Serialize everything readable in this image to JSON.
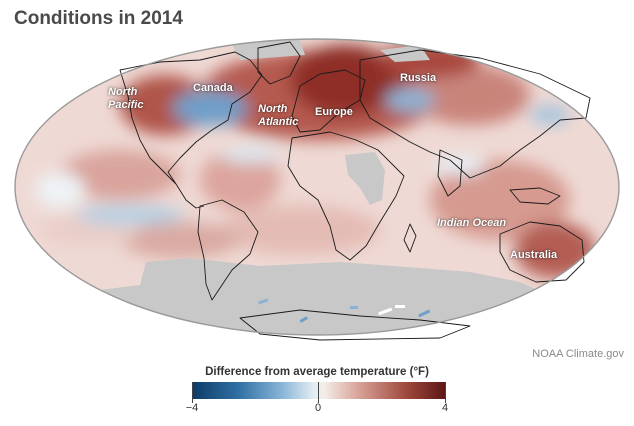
{
  "title": "Conditions in 2014",
  "credit": "NOAA Climate.gov",
  "legend": {
    "title": "Difference from average temperature (°F)",
    "ticks": [
      "−4",
      "0",
      "4"
    ],
    "colors": {
      "cold": "#0d3b66",
      "neutral": "#f3f1ef",
      "warm": "#5b1514",
      "no_data": "#c8c8c8"
    }
  },
  "places": {
    "north_pacific_line1": "North",
    "north_pacific_line2": "Pacific",
    "canada": "Canada",
    "north_atlantic_line1": "North",
    "north_atlantic_line2": "Atlantic",
    "europe": "Europe",
    "russia": "Russia",
    "indian_ocean": "Indian Ocean",
    "australia": "Australia"
  }
}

INSTRUCTIONS TO FOLLOW
The material above holds pictures; copy everything else in it exactly.

SOLUTION FOR THIS EXERCISE
Serialize everything readable in this image to JSON.
{
  "title": "Conditions in 2014",
  "credit": "NOAA Climate.gov",
  "legend": {
    "title": "Difference from average temperature (°F)",
    "ticks": [
      "−4",
      "0",
      "4"
    ],
    "colors": {
      "cold": "#0d3b66",
      "neutral": "#f3f1ef",
      "warm": "#5b1514",
      "no_data": "#c8c8c8"
    }
  },
  "places": {
    "north_pacific_line1": "North",
    "north_pacific_line2": "Pacific",
    "canada": "Canada",
    "north_atlantic_line1": "North",
    "north_atlantic_line2": "Atlantic",
    "europe": "Europe",
    "russia": "Russia",
    "indian_ocean": "Indian Ocean",
    "australia": "Australia"
  }
}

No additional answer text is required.